RECORD LIST:
··········

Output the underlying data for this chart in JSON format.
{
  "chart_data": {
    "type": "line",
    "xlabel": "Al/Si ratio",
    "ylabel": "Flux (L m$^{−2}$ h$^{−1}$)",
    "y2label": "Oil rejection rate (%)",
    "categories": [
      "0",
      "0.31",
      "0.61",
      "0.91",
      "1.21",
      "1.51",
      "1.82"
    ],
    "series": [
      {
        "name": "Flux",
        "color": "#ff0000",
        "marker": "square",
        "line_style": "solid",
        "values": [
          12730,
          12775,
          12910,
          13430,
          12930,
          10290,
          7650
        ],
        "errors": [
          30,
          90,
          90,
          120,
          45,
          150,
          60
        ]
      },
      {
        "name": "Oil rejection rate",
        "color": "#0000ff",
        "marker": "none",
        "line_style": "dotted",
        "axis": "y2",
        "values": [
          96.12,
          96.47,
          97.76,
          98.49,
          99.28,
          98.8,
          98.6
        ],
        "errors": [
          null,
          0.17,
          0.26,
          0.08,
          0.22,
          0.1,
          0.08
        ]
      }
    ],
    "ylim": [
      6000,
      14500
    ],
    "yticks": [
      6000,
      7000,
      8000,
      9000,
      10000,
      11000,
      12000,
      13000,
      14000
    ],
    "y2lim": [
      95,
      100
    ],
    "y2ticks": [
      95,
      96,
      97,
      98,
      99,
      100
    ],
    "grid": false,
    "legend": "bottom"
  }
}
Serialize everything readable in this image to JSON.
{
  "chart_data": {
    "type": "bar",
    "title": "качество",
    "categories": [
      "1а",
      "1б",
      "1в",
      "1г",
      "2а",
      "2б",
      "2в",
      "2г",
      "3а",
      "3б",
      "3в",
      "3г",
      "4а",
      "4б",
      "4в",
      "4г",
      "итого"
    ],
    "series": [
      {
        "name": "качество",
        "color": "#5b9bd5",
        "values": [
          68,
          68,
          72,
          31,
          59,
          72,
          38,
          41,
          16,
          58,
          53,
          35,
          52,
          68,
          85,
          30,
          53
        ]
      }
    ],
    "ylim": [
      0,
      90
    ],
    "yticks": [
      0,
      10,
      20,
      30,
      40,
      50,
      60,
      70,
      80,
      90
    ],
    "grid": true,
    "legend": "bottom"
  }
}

··········

REQUIREMENT: Could you quote, exactly as they appear, the line containing "Serialize everything readable" and every line after it to the end of the records above?

WRITTEN REPLY:
Serialize everything readable in this image to JSON.
{
  "chart_data": {
    "type": "bar",
    "title": "качество",
    "categories": [
      "1а",
      "1б",
      "1в",
      "1г",
      "2а",
      "2б",
      "2в",
      "2г",
      "3а",
      "3б",
      "3в",
      "3г",
      "4а",
      "4б",
      "4в",
      "4г",
      "итого"
    ],
    "series": [
      {
        "name": "качество",
        "color": "#5b9bd5",
        "values": [
          68,
          68,
          72,
          31,
          59,
          72,
          38,
          41,
          16,
          58,
          53,
          35,
          52,
          68,
          85,
          30,
          53
        ]
      }
    ],
    "ylim": [
      0,
      90
    ],
    "yticks": [
      0,
      10,
      20,
      30,
      40,
      50,
      60,
      70,
      80,
      90
    ],
    "grid": true,
    "legend": "bottom"
  }
}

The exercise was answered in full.